La condamnation de Jeanne d’Arc pour hérésie était surtout un acte politique ; mais afin d’arriver au résultat que Winchester voulait obtenir, il avait fallu inventer la prétendue abjuration qui donnait à ce crime politique toute son action et lui faisait acquérir toute sa portée. Winchester pouvait-il laisser aux ennemis de l’Angleterre la force morale, la confiance que donnait l’intervention divine ?... Si Jeanne était la victime, c’était la France et son Roi que visait la condamnation.

L’honneur de la France exigeait donc une réparation ; or, cette réparation ne pouvait être donnée que par la plus haute autorité de l’Eglise ; mais avec les passions surexcitées, dans quelle situation extrêmement délicate se trouvait la Papauté pour intervenir entre deux puissances catholiques !

Jeanne en avait appelé au Pape, et dans la crainte qu’un jour ne vint où cet appel serait entendu, les juges avaient sollicité du roi Henri VI des lettres de rémission, qui les garantissaient contre toute poursuite. Ces lettres nous ouvrent un jour singulier sur le Procès. Les juges avaient obéi, mais la passion et la haine ne les aveuglaient pas assez pour que leur crime ne se levât pas devant eux.

À faire
1) Modifiez le passage de la source qui commence par « La condamnation de » et se termine par « visait la condamnation. », en remplaçant « prétendue » par « soi-disant ».
2) Relevez toutes les personnes que la source désigne par un nom propre.

Données extraites

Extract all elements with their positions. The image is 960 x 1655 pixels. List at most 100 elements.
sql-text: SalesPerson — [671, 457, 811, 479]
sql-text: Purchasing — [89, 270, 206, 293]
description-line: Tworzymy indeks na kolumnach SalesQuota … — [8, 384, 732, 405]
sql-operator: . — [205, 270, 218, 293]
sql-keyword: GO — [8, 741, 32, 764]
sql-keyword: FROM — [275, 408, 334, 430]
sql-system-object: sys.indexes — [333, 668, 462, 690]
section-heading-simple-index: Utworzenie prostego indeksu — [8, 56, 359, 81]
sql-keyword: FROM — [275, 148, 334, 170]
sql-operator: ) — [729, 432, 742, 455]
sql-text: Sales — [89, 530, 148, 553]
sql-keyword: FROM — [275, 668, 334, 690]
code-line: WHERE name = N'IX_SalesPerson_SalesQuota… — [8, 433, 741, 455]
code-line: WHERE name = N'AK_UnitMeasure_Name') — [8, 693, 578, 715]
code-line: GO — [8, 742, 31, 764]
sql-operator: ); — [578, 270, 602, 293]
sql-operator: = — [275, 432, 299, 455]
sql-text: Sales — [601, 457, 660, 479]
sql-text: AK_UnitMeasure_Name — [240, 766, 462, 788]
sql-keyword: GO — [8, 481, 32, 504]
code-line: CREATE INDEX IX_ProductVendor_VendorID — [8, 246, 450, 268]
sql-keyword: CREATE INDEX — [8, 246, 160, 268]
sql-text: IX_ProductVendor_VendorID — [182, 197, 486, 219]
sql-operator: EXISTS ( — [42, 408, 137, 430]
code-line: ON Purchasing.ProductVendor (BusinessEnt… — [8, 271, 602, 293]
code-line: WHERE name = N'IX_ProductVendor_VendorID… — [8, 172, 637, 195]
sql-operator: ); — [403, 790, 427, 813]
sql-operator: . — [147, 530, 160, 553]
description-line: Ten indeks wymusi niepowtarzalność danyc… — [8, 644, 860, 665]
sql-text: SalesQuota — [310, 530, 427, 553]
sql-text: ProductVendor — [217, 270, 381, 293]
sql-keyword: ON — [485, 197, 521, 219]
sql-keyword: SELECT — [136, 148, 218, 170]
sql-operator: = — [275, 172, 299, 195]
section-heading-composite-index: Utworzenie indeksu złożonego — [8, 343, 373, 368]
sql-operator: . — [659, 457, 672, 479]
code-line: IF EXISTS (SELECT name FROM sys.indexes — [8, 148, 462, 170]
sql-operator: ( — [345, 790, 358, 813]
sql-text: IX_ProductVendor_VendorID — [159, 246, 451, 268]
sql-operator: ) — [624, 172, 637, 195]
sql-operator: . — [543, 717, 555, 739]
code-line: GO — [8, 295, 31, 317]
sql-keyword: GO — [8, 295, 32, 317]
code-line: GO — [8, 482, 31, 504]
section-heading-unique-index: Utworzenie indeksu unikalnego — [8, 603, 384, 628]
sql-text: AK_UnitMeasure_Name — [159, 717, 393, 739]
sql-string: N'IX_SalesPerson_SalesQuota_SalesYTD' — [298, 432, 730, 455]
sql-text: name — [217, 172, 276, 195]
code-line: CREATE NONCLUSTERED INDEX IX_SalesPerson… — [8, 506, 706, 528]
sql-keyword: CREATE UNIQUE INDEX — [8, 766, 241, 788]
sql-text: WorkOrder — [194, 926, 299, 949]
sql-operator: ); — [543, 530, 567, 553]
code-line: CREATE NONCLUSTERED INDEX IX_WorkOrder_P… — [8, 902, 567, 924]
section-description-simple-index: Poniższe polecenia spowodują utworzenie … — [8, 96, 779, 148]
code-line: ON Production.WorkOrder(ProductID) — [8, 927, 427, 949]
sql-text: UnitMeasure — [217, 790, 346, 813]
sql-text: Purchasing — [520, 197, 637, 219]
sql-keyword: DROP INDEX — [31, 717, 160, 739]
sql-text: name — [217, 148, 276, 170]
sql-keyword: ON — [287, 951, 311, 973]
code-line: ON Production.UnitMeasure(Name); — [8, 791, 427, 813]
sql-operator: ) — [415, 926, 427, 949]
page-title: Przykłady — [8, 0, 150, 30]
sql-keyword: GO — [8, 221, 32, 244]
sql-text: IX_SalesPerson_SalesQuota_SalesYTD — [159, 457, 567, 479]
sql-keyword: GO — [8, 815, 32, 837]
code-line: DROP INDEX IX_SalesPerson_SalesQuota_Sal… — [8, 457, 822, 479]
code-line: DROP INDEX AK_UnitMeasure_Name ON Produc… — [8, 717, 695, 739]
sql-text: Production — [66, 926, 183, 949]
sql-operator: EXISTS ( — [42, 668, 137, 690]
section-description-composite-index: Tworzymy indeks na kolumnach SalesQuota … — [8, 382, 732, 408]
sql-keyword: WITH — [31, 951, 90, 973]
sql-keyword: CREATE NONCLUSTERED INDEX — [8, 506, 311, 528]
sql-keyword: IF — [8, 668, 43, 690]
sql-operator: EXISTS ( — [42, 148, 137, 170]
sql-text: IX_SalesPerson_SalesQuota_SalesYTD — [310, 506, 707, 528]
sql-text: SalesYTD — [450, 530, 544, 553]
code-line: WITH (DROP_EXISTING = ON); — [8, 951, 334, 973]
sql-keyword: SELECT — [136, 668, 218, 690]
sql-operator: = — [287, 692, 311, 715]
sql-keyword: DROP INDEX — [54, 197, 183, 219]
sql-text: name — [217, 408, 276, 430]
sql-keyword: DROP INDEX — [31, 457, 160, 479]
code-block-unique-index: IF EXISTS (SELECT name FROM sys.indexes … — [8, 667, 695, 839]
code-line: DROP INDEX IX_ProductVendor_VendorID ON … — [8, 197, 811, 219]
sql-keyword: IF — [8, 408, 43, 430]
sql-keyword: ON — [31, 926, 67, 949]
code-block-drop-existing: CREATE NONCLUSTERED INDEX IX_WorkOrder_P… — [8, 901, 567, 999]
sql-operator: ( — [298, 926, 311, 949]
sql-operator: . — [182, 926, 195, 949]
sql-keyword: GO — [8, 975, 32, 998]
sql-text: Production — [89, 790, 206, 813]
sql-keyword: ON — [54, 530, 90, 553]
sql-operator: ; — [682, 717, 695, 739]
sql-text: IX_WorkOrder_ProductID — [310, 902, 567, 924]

Réponses
1)
La condamnation de Jeanne d’Arc pour hérésie était surtout un acte politique ; mais afin d’arriver au résultat que Winchester voulait obtenir, il avait fallu inventer la soi-disant abjuration qui donnait à ce crime politique toute son action et lui faisait acquérir toute sa portée. Winchester pouvait-il laisser aux ennemis de l’Angleterre la force morale, la confiance que donnait l’intervention divine ?... Si Jeanne était la victime, c’était la France et son Roi que visait la condamnation.

2) Jeanne d'Arc, Winchester, Henri VI